# START OF MATERIAL FOR THIS TASK
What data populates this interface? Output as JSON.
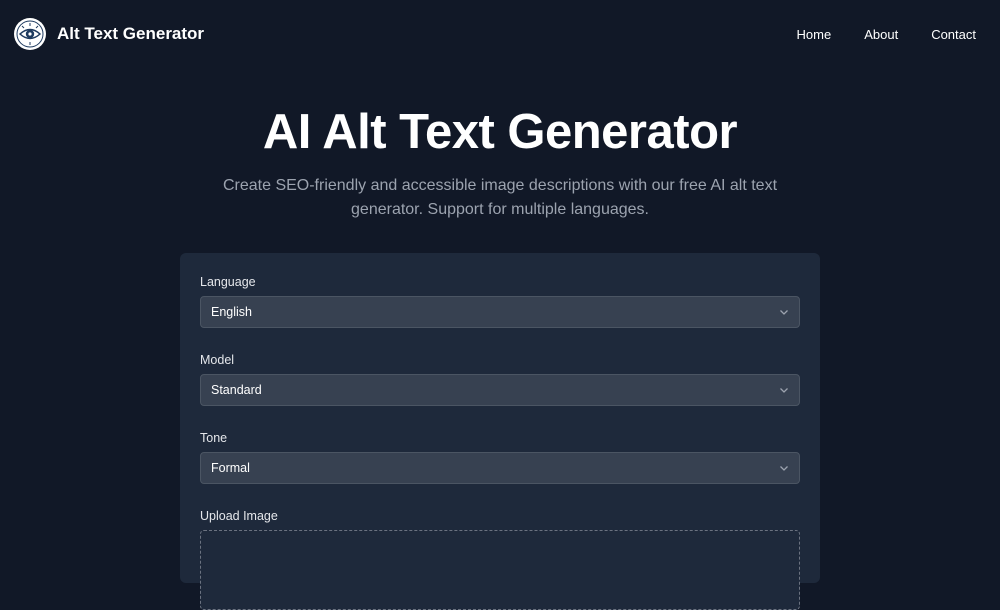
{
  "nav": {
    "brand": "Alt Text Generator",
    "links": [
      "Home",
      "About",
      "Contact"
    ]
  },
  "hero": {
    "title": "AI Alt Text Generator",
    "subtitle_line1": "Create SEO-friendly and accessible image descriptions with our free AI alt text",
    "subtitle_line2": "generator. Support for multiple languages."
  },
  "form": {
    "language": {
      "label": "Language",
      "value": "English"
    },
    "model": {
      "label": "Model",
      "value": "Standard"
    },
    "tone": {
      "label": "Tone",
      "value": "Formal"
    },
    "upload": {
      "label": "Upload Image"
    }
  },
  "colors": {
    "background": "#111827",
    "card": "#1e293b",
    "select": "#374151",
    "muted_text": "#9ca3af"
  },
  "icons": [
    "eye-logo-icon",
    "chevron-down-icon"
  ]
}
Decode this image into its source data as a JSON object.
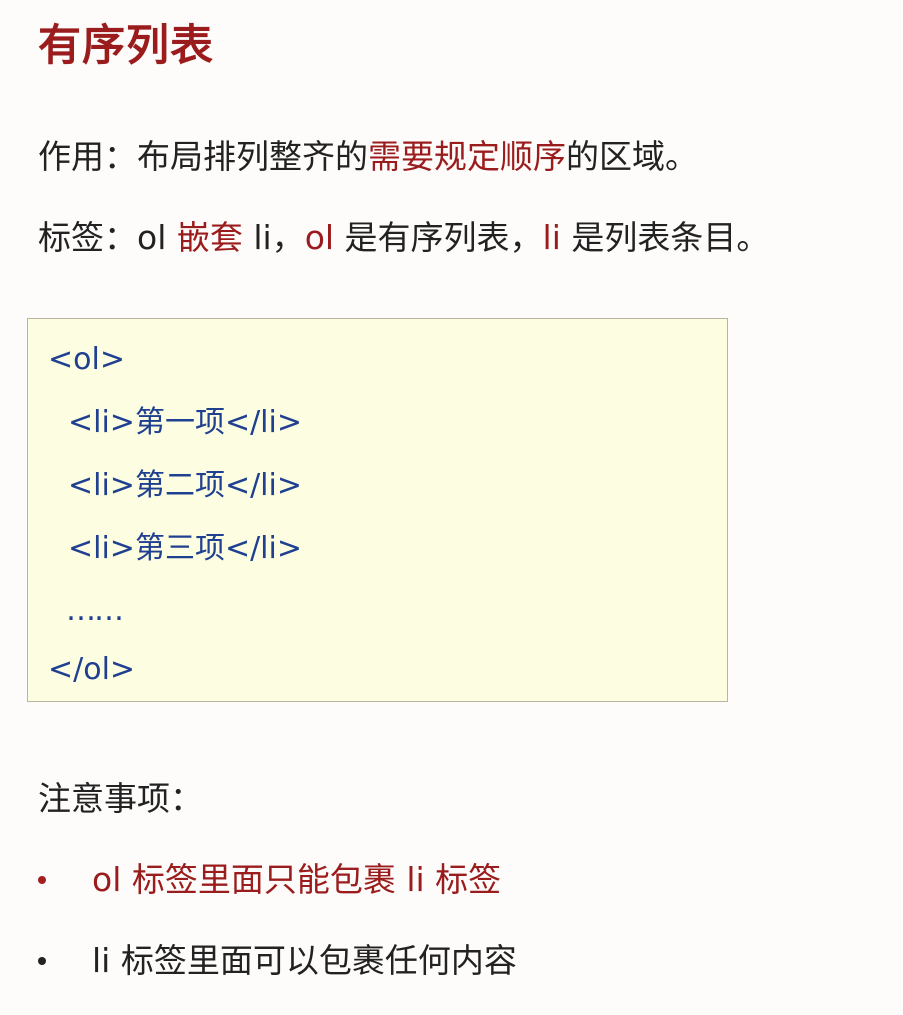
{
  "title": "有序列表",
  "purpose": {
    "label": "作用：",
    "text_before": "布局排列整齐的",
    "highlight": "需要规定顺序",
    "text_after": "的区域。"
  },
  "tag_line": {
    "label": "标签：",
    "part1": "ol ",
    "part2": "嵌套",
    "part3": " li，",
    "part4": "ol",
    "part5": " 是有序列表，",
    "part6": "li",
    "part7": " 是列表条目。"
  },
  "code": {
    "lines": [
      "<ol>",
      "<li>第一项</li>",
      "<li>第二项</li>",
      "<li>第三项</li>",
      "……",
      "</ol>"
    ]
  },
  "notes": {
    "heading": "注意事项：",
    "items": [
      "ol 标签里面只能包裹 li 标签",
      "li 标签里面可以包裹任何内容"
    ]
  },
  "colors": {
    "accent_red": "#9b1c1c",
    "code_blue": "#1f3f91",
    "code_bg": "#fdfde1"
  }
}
# END OF MATERIAL FOR THIS TASK
# START OF MATERIAL FOR THIS TASK
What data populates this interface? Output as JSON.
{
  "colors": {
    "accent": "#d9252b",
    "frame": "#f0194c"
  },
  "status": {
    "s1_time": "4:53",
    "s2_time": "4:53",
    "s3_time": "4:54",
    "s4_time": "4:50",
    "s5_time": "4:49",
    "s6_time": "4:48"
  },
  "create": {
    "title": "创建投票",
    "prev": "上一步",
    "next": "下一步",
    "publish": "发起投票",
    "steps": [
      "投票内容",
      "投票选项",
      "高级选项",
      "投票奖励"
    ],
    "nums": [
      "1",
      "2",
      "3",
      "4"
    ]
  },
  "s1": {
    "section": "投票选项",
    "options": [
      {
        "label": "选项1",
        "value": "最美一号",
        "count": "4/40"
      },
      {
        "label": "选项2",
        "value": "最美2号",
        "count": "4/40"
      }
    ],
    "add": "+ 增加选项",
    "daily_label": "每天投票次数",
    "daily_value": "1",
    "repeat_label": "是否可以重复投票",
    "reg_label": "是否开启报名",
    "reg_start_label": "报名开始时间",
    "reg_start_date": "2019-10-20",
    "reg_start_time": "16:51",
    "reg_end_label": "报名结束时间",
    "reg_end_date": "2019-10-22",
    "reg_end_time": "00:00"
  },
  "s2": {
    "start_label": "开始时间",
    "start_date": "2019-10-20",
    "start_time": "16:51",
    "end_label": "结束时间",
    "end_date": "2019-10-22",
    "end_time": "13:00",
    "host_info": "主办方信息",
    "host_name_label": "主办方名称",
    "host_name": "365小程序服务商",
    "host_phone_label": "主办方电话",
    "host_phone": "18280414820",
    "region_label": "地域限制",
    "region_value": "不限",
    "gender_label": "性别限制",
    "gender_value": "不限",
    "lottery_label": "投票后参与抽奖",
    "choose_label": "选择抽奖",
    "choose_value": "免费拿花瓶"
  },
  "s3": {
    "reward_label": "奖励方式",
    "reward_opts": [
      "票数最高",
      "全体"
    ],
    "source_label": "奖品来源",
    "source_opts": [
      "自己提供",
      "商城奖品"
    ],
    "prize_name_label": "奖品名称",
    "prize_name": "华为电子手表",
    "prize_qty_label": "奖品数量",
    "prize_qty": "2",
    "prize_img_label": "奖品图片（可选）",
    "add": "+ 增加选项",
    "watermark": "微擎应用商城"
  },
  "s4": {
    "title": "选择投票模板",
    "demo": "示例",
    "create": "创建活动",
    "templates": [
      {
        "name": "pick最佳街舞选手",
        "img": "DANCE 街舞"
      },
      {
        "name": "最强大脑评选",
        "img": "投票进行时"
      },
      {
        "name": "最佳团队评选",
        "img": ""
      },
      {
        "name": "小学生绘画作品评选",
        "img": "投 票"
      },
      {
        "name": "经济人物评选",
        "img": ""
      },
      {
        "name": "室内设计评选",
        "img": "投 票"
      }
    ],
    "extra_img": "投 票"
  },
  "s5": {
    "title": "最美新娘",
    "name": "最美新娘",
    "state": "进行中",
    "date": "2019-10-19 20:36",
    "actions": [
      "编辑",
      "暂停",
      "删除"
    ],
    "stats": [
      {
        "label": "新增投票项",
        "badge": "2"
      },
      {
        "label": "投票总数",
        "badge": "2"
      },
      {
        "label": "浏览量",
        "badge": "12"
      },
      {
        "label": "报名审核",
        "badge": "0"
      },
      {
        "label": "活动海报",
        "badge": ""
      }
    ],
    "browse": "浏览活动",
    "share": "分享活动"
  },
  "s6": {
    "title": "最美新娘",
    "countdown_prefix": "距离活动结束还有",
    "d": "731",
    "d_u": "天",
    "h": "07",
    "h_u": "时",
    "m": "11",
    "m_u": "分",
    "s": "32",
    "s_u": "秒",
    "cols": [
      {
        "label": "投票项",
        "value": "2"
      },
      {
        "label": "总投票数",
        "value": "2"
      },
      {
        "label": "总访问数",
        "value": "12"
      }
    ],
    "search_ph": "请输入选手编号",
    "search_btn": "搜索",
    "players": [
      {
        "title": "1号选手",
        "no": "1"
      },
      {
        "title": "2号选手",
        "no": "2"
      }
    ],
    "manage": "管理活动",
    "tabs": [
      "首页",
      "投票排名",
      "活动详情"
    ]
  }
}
# END OF MATERIAL FOR THIS TASK
Return each line that includes "badge".

### [RESULT OF THIS TASK]
        "badge": "2"
        "badge": "2"
        "badge": "12"
        "badge": "0"
        "badge": ""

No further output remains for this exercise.